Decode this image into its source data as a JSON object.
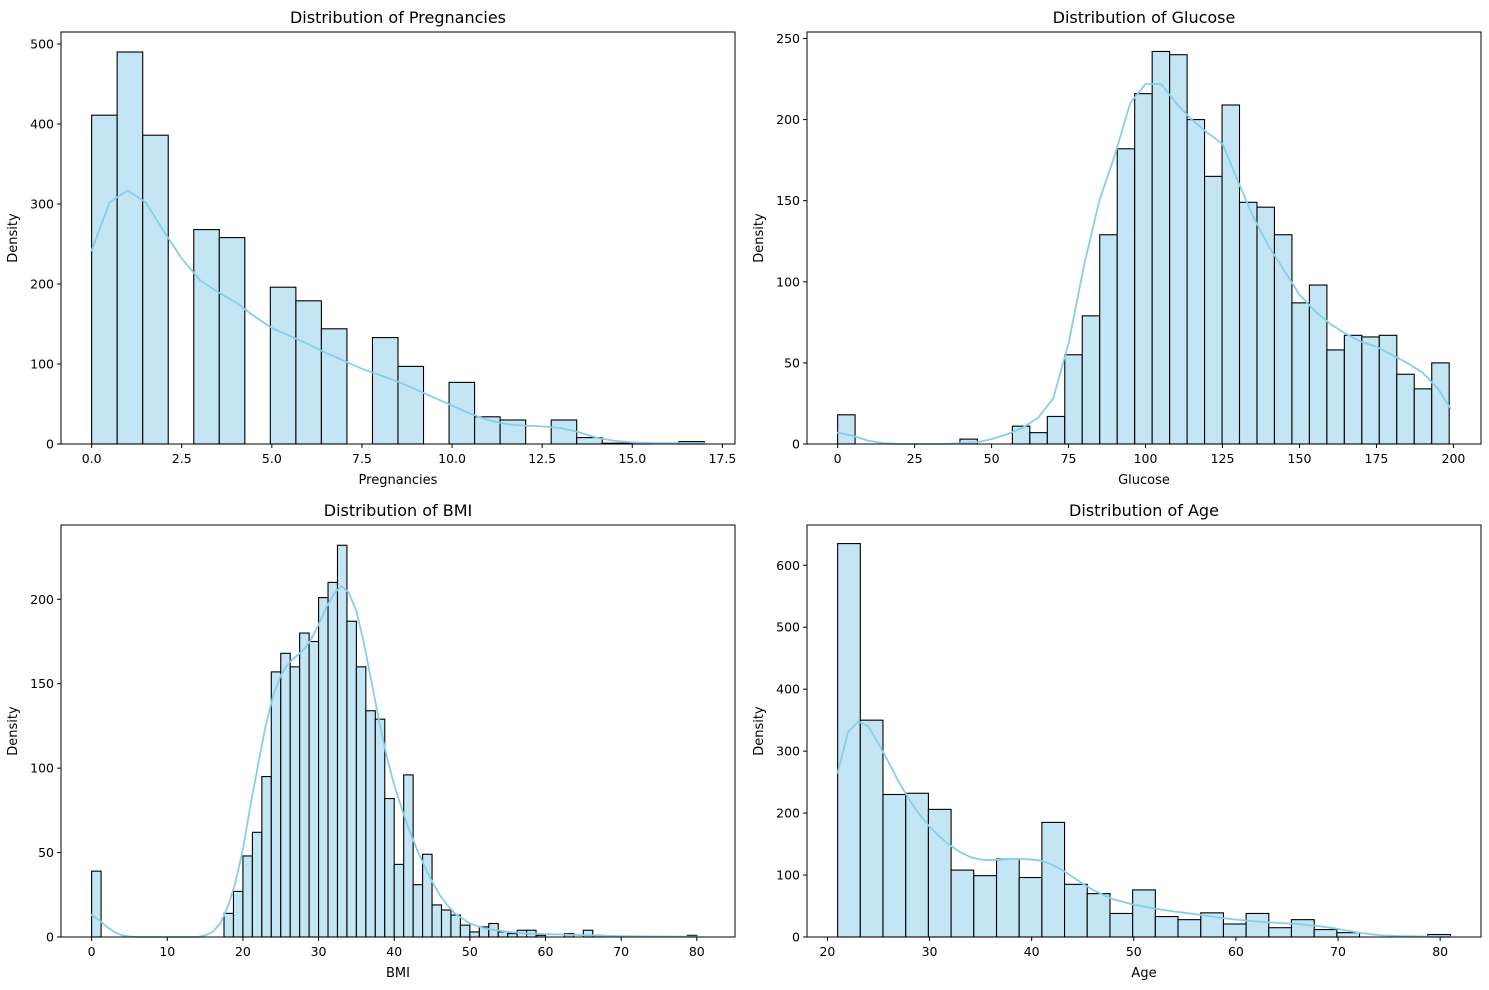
{
  "figure": {
    "background": "#ffffff"
  },
  "style": {
    "bar_fill": "#c4e5f4",
    "bar_edge": "#000000",
    "kde_color": "#87ceeb"
  },
  "chart_data": [
    {
      "type": "bar",
      "title": "Distribution of Pregnancies",
      "xlabel": "Pregnancies",
      "ylabel": "Density",
      "xlim": [
        -0.85,
        17.85
      ],
      "ylim": [
        0,
        515
      ],
      "xticks": [
        0,
        2.5,
        5,
        7.5,
        10,
        12.5,
        15,
        17.5
      ],
      "xtick_labels": [
        "0.0",
        "2.5",
        "5.0",
        "7.5",
        "10.0",
        "12.5",
        "15.0",
        "17.5"
      ],
      "yticks": [
        0,
        100,
        200,
        300,
        400,
        500
      ],
      "ytick_labels": [
        "0",
        "100",
        "200",
        "300",
        "400",
        "500"
      ],
      "grid": false,
      "bins": [
        {
          "x0": 0,
          "x1": 0.708,
          "count": 411
        },
        {
          "x0": 0.708,
          "x1": 1.417,
          "count": 490
        },
        {
          "x0": 1.417,
          "x1": 2.125,
          "count": 386
        },
        {
          "x0": 2.125,
          "x1": 2.833,
          "count": 0
        },
        {
          "x0": 2.833,
          "x1": 3.542,
          "count": 268
        },
        {
          "x0": 3.542,
          "x1": 4.25,
          "count": 258
        },
        {
          "x0": 4.25,
          "x1": 4.958,
          "count": 0
        },
        {
          "x0": 4.958,
          "x1": 5.667,
          "count": 196
        },
        {
          "x0": 5.667,
          "x1": 6.375,
          "count": 179
        },
        {
          "x0": 6.375,
          "x1": 7.083,
          "count": 144
        },
        {
          "x0": 7.083,
          "x1": 7.792,
          "count": 0
        },
        {
          "x0": 7.792,
          "x1": 8.5,
          "count": 133
        },
        {
          "x0": 8.5,
          "x1": 9.208,
          "count": 97
        },
        {
          "x0": 9.208,
          "x1": 9.917,
          "count": 0
        },
        {
          "x0": 9.917,
          "x1": 10.625,
          "count": 77
        },
        {
          "x0": 10.625,
          "x1": 11.333,
          "count": 34
        },
        {
          "x0": 11.333,
          "x1": 12.042,
          "count": 30
        },
        {
          "x0": 12.042,
          "x1": 12.75,
          "count": 0
        },
        {
          "x0": 12.75,
          "x1": 13.458,
          "count": 30
        },
        {
          "x0": 13.458,
          "x1": 14.167,
          "count": 8
        },
        {
          "x0": 14.167,
          "x1": 14.875,
          "count": 1
        },
        {
          "x0": 14.875,
          "x1": 15.583,
          "count": 1
        },
        {
          "x0": 15.583,
          "x1": 16.292,
          "count": 0
        },
        {
          "x0": 16.292,
          "x1": 17,
          "count": 3
        }
      ],
      "kde": {
        "x": [
          0,
          0.5,
          1,
          1.5,
          2,
          2.5,
          3,
          3.5,
          4,
          4.5,
          5,
          5.5,
          6,
          6.5,
          7,
          7.5,
          8,
          8.5,
          9,
          9.5,
          10,
          10.5,
          11,
          11.5,
          12,
          12.5,
          13,
          13.5,
          14,
          14.5,
          15,
          15.5,
          16,
          16.5,
          17
        ],
        "y": [
          242,
          302,
          317,
          302,
          266,
          232,
          205,
          190,
          177,
          160,
          145,
          135,
          125,
          114,
          104,
          94,
          86,
          78,
          68,
          58,
          48,
          38,
          30,
          25,
          23,
          22,
          20,
          15,
          8,
          4,
          2,
          1,
          1,
          1,
          1
        ]
      }
    },
    {
      "type": "bar",
      "title": "Distribution of Glucose",
      "xlabel": "Glucose",
      "ylabel": "Density",
      "xlim": [
        -9.95,
        208.95
      ],
      "ylim": [
        0,
        254
      ],
      "xticks": [
        0,
        25,
        50,
        75,
        100,
        125,
        150,
        175,
        200
      ],
      "xtick_labels": [
        "0",
        "25",
        "50",
        "75",
        "100",
        "125",
        "150",
        "175",
        "200"
      ],
      "yticks": [
        0,
        50,
        100,
        150,
        200,
        250
      ],
      "ytick_labels": [
        "0",
        "50",
        "100",
        "150",
        "200",
        "250"
      ],
      "grid": false,
      "bins": [
        {
          "x0": 0,
          "x1": 5.67,
          "count": 18
        },
        {
          "x0": 5.67,
          "x1": 11.35,
          "count": 0
        },
        {
          "x0": 11.35,
          "x1": 17.02,
          "count": 0
        },
        {
          "x0": 17.02,
          "x1": 22.7,
          "count": 0
        },
        {
          "x0": 22.7,
          "x1": 28.37,
          "count": 0
        },
        {
          "x0": 28.37,
          "x1": 34.05,
          "count": 0
        },
        {
          "x0": 34.05,
          "x1": 39.72,
          "count": 0
        },
        {
          "x0": 39.72,
          "x1": 45.4,
          "count": 3
        },
        {
          "x0": 45.4,
          "x1": 51.07,
          "count": 0
        },
        {
          "x0": 51.07,
          "x1": 56.75,
          "count": 0
        },
        {
          "x0": 56.75,
          "x1": 62.42,
          "count": 11
        },
        {
          "x0": 62.42,
          "x1": 68.1,
          "count": 7
        },
        {
          "x0": 68.1,
          "x1": 73.77,
          "count": 17
        },
        {
          "x0": 73.77,
          "x1": 79.45,
          "count": 55
        },
        {
          "x0": 79.45,
          "x1": 85.12,
          "count": 79
        },
        {
          "x0": 85.12,
          "x1": 90.8,
          "count": 129
        },
        {
          "x0": 90.8,
          "x1": 96.47,
          "count": 182
        },
        {
          "x0": 96.47,
          "x1": 102.15,
          "count": 216
        },
        {
          "x0": 102.15,
          "x1": 107.82,
          "count": 242
        },
        {
          "x0": 107.82,
          "x1": 113.5,
          "count": 240
        },
        {
          "x0": 113.5,
          "x1": 119.17,
          "count": 200
        },
        {
          "x0": 119.17,
          "x1": 124.85,
          "count": 165
        },
        {
          "x0": 124.85,
          "x1": 130.52,
          "count": 209
        },
        {
          "x0": 130.52,
          "x1": 136.2,
          "count": 149
        },
        {
          "x0": 136.2,
          "x1": 141.87,
          "count": 146
        },
        {
          "x0": 141.87,
          "x1": 147.55,
          "count": 129
        },
        {
          "x0": 147.55,
          "x1": 153.22,
          "count": 87
        },
        {
          "x0": 153.22,
          "x1": 158.9,
          "count": 98
        },
        {
          "x0": 158.9,
          "x1": 164.57,
          "count": 58
        },
        {
          "x0": 164.57,
          "x1": 170.25,
          "count": 67
        },
        {
          "x0": 170.25,
          "x1": 175.92,
          "count": 66
        },
        {
          "x0": 175.92,
          "x1": 181.6,
          "count": 67
        },
        {
          "x0": 181.6,
          "x1": 187.27,
          "count": 43
        },
        {
          "x0": 187.27,
          "x1": 192.95,
          "count": 34
        },
        {
          "x0": 192.95,
          "x1": 198.62,
          "count": 50
        }
      ],
      "kde": {
        "x": [
          0,
          5,
          10,
          15,
          20,
          25,
          30,
          35,
          40,
          45,
          50,
          55,
          60,
          65,
          70,
          75,
          80,
          85,
          90,
          95,
          100,
          105,
          110,
          115,
          120,
          125,
          130,
          135,
          140,
          145,
          150,
          155,
          160,
          165,
          170,
          175,
          180,
          185,
          190,
          195,
          199
        ],
        "y": [
          7,
          5,
          2,
          0.5,
          0,
          0,
          0,
          0,
          0.5,
          1,
          3,
          6,
          10,
          16,
          28,
          62,
          110,
          150,
          178,
          210,
          222,
          222,
          210,
          200,
          192,
          185,
          162,
          140,
          122,
          107,
          92,
          82,
          74,
          68,
          63,
          60,
          55,
          50,
          44,
          34,
          22
        ]
      }
    },
    {
      "type": "bar",
      "title": "Distribution of BMI",
      "xlabel": "BMI",
      "ylabel": "Density",
      "xlim": [
        -4.05,
        85.05
      ],
      "ylim": [
        0,
        244
      ],
      "xticks": [
        0,
        10,
        20,
        30,
        40,
        50,
        60,
        70,
        80
      ],
      "xtick_labels": [
        "0",
        "10",
        "20",
        "30",
        "40",
        "50",
        "60",
        "70",
        "80"
      ],
      "yticks": [
        0,
        50,
        100,
        150,
        200
      ],
      "ytick_labels": [
        "0",
        "50",
        "100",
        "150",
        "200"
      ],
      "grid": false,
      "bins": [
        {
          "x0": 0,
          "x1": 1.25,
          "count": 39
        },
        {
          "x0": 17.5,
          "x1": 18.75,
          "count": 14
        },
        {
          "x0": 18.75,
          "x1": 20,
          "count": 27
        },
        {
          "x0": 20,
          "x1": 21.25,
          "count": 48
        },
        {
          "x0": 21.25,
          "x1": 22.5,
          "count": 62
        },
        {
          "x0": 22.5,
          "x1": 23.75,
          "count": 95
        },
        {
          "x0": 23.75,
          "x1": 25,
          "count": 157
        },
        {
          "x0": 25,
          "x1": 26.25,
          "count": 168
        },
        {
          "x0": 26.25,
          "x1": 27.5,
          "count": 160
        },
        {
          "x0": 27.5,
          "x1": 28.75,
          "count": 180
        },
        {
          "x0": 28.75,
          "x1": 30,
          "count": 175
        },
        {
          "x0": 30,
          "x1": 31.25,
          "count": 201
        },
        {
          "x0": 31.25,
          "x1": 32.5,
          "count": 210
        },
        {
          "x0": 32.5,
          "x1": 33.75,
          "count": 232
        },
        {
          "x0": 33.75,
          "x1": 35,
          "count": 187
        },
        {
          "x0": 35,
          "x1": 36.25,
          "count": 160
        },
        {
          "x0": 36.25,
          "x1": 37.5,
          "count": 134
        },
        {
          "x0": 37.5,
          "x1": 38.75,
          "count": 129
        },
        {
          "x0": 38.75,
          "x1": 40,
          "count": 82
        },
        {
          "x0": 40,
          "x1": 41.25,
          "count": 43
        },
        {
          "x0": 41.25,
          "x1": 42.5,
          "count": 96
        },
        {
          "x0": 42.5,
          "x1": 43.75,
          "count": 31
        },
        {
          "x0": 43.75,
          "x1": 45,
          "count": 49
        },
        {
          "x0": 45,
          "x1": 46.25,
          "count": 19
        },
        {
          "x0": 46.25,
          "x1": 47.5,
          "count": 16
        },
        {
          "x0": 47.5,
          "x1": 48.75,
          "count": 13
        },
        {
          "x0": 48.75,
          "x1": 50,
          "count": 7
        },
        {
          "x0": 50,
          "x1": 51.25,
          "count": 3
        },
        {
          "x0": 51.25,
          "x1": 52.5,
          "count": 6
        },
        {
          "x0": 52.5,
          "x1": 53.75,
          "count": 8
        },
        {
          "x0": 53.75,
          "x1": 55,
          "count": 3
        },
        {
          "x0": 55,
          "x1": 56.25,
          "count": 2
        },
        {
          "x0": 56.25,
          "x1": 57.5,
          "count": 4
        },
        {
          "x0": 57.5,
          "x1": 58.75,
          "count": 4
        },
        {
          "x0": 58.75,
          "x1": 60,
          "count": 1
        },
        {
          "x0": 62.5,
          "x1": 63.75,
          "count": 2
        },
        {
          "x0": 65,
          "x1": 66.25,
          "count": 4
        },
        {
          "x0": 66.25,
          "x1": 67.5,
          "count": 1
        },
        {
          "x0": 78.75,
          "x1": 80,
          "count": 1
        }
      ],
      "kde": {
        "x": [
          0,
          1,
          2,
          3,
          4,
          5,
          6,
          8,
          10,
          12,
          14,
          15,
          16,
          17,
          18,
          19,
          20,
          21,
          22,
          23,
          24,
          25,
          26,
          27,
          28,
          29,
          30,
          31,
          32,
          33,
          34,
          35,
          36,
          37,
          38,
          39,
          40,
          41,
          42,
          43,
          44,
          45,
          46,
          47,
          48,
          50,
          52,
          55,
          58,
          62,
          66,
          70,
          75,
          80
        ],
        "y": [
          13,
          10,
          6,
          3,
          1,
          0.3,
          0,
          0,
          0,
          0,
          0,
          1,
          3,
          8,
          18,
          32,
          52,
          78,
          102,
          125,
          143,
          155,
          162,
          166,
          170,
          176,
          185,
          195,
          203,
          208,
          204,
          193,
          174,
          151,
          128,
          107,
          90,
          76,
          63,
          52,
          42,
          33,
          25,
          19,
          14,
          8,
          5,
          3,
          2,
          1.5,
          1,
          0.5,
          0.3,
          0.2
        ]
      }
    },
    {
      "type": "bar",
      "title": "Distribution of Age",
      "xlabel": "Age",
      "ylabel": "Density",
      "xlim": [
        18,
        84
      ],
      "ylim": [
        0,
        665
      ],
      "xticks": [
        20,
        30,
        40,
        50,
        60,
        70,
        80
      ],
      "xtick_labels": [
        "20",
        "30",
        "40",
        "50",
        "60",
        "70",
        "80"
      ],
      "yticks": [
        0,
        100,
        200,
        300,
        400,
        500,
        600
      ],
      "ytick_labels": [
        "0",
        "100",
        "200",
        "300",
        "400",
        "500",
        "600"
      ],
      "grid": false,
      "bins": [
        {
          "x0": 21,
          "x1": 23.22,
          "count": 635
        },
        {
          "x0": 23.22,
          "x1": 25.44,
          "count": 350
        },
        {
          "x0": 25.44,
          "x1": 27.67,
          "count": 230
        },
        {
          "x0": 27.67,
          "x1": 29.89,
          "count": 232
        },
        {
          "x0": 29.89,
          "x1": 32.11,
          "count": 206
        },
        {
          "x0": 32.11,
          "x1": 34.33,
          "count": 108
        },
        {
          "x0": 34.33,
          "x1": 36.56,
          "count": 99
        },
        {
          "x0": 36.56,
          "x1": 38.78,
          "count": 126
        },
        {
          "x0": 38.78,
          "x1": 41,
          "count": 96
        },
        {
          "x0": 41,
          "x1": 43.22,
          "count": 185
        },
        {
          "x0": 43.22,
          "x1": 45.44,
          "count": 85
        },
        {
          "x0": 45.44,
          "x1": 47.67,
          "count": 70
        },
        {
          "x0": 47.67,
          "x1": 49.89,
          "count": 38
        },
        {
          "x0": 49.89,
          "x1": 52.11,
          "count": 76
        },
        {
          "x0": 52.11,
          "x1": 54.33,
          "count": 33
        },
        {
          "x0": 54.33,
          "x1": 56.56,
          "count": 28
        },
        {
          "x0": 56.56,
          "x1": 58.78,
          "count": 39
        },
        {
          "x0": 58.78,
          "x1": 61,
          "count": 21
        },
        {
          "x0": 61,
          "x1": 63.22,
          "count": 38
        },
        {
          "x0": 63.22,
          "x1": 65.44,
          "count": 15
        },
        {
          "x0": 65.44,
          "x1": 67.67,
          "count": 28
        },
        {
          "x0": 67.67,
          "x1": 69.89,
          "count": 12
        },
        {
          "x0": 69.89,
          "x1": 72.11,
          "count": 7
        },
        {
          "x0": 72.11,
          "x1": 74.33,
          "count": 0
        },
        {
          "x0": 74.33,
          "x1": 76.56,
          "count": 0
        },
        {
          "x0": 76.56,
          "x1": 78.78,
          "count": 0
        },
        {
          "x0": 78.78,
          "x1": 81,
          "count": 4
        }
      ],
      "kde": {
        "x": [
          21,
          22,
          23,
          24,
          25,
          26,
          27,
          28,
          29,
          30,
          31,
          32,
          33,
          34,
          35,
          36,
          37,
          38,
          39,
          40,
          41,
          42,
          43,
          44,
          45,
          46,
          47,
          48,
          50,
          52,
          54,
          56,
          58,
          60,
          62,
          64,
          66,
          68,
          70,
          72,
          74,
          76,
          78,
          80,
          81
        ],
        "y": [
          265,
          330,
          348,
          340,
          312,
          282,
          250,
          222,
          198,
          178,
          162,
          148,
          137,
          129,
          125,
          124,
          125,
          126,
          126,
          125,
          123,
          117,
          108,
          97,
          86,
          76,
          68,
          61,
          52,
          46,
          41,
          37,
          32,
          28,
          25,
          23,
          21,
          18,
          13,
          7,
          3,
          1.5,
          1,
          0.5,
          0.3
        ]
      }
    }
  ]
}
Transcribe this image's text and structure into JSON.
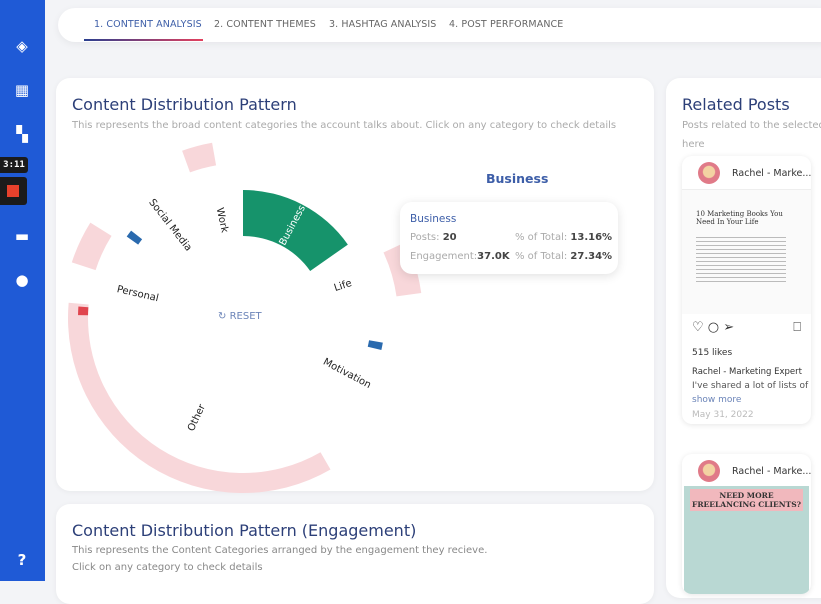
{
  "sidebar": {
    "icons": [
      "layers-icon",
      "calendar-icon",
      "dashboard-icon",
      "briefcase-icon",
      "account-icon",
      "help-icon"
    ],
    "help_label": "?",
    "color": "#1f5ad6"
  },
  "recorder": {
    "time": "3:11"
  },
  "tabs": [
    {
      "label": "1. CONTENT ANALYSIS",
      "active": true
    },
    {
      "label": "2. CONTENT THEMES"
    },
    {
      "label": "3. HASHTAG ANALYSIS"
    },
    {
      "label": "4. POST PERFORMANCE"
    }
  ],
  "distribution": {
    "title": "Content Distribution Pattern",
    "subtitle": "This represents the broad content categories the account talks about. Click on any category to check details",
    "reset_label": "RESET",
    "categories": [
      "Business",
      "Life",
      "Motivation",
      "Other",
      "Personal",
      "Social Media",
      "Work"
    ],
    "selected": "Business",
    "selected_color": "#16936b",
    "tooltip": {
      "name": "Business",
      "posts_label": "Posts:",
      "posts": "20",
      "pct1_label": "% of Total:",
      "pct1": "13.16%",
      "eng_label": "Engagement:",
      "engagement": "37.0K",
      "pct2_label": "% of Total:",
      "pct2": "27.34%"
    }
  },
  "engagement": {
    "title": "Content Distribution Pattern (Engagement)",
    "subtitle": "This represents the Content Categories arranged by the engagement they recieve.",
    "subtitle2": "Click on any category to check details"
  },
  "related": {
    "title": "Related Posts",
    "subtitle": "Posts related to the selected",
    "subtitle2": "here",
    "posts": [
      {
        "author": "Rachel - Marke...",
        "image_title": "10 Marketing Books You Need In Your Life",
        "likes": "515 likes",
        "caption_author": "Rachel - Marketing Expert",
        "caption": "I've shared a lot of lists of",
        "more": "show more",
        "date": "May 31, 2022"
      },
      {
        "author": "Rachel - Marke...",
        "image_title": "NEED MORE FREELANCING CLIENTS?"
      }
    ]
  }
}
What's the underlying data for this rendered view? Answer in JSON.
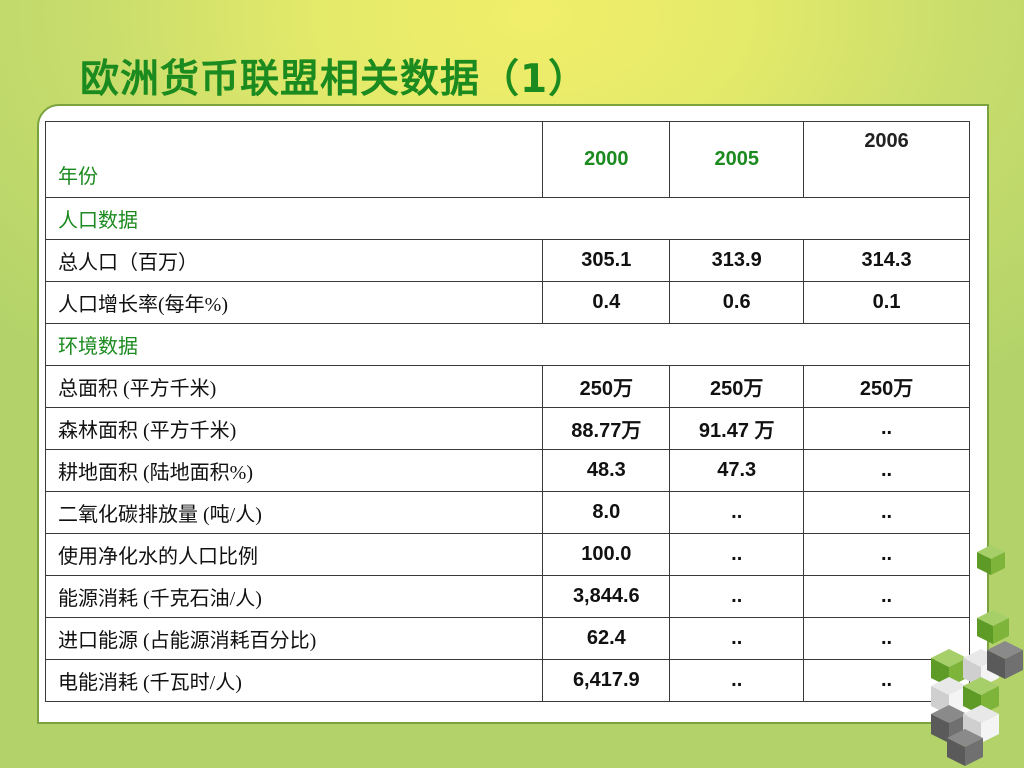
- - -
■ PROBLEM TO SOLVE:
Read through the data and copy every line where "Click" shows up.

■ SOLUTION FOR THIS EXERCISE:
    "subtitle": "This represents the broad content categories the account talks about. Click on any category to check details",
    "subtitle2": "Click on any category to check details"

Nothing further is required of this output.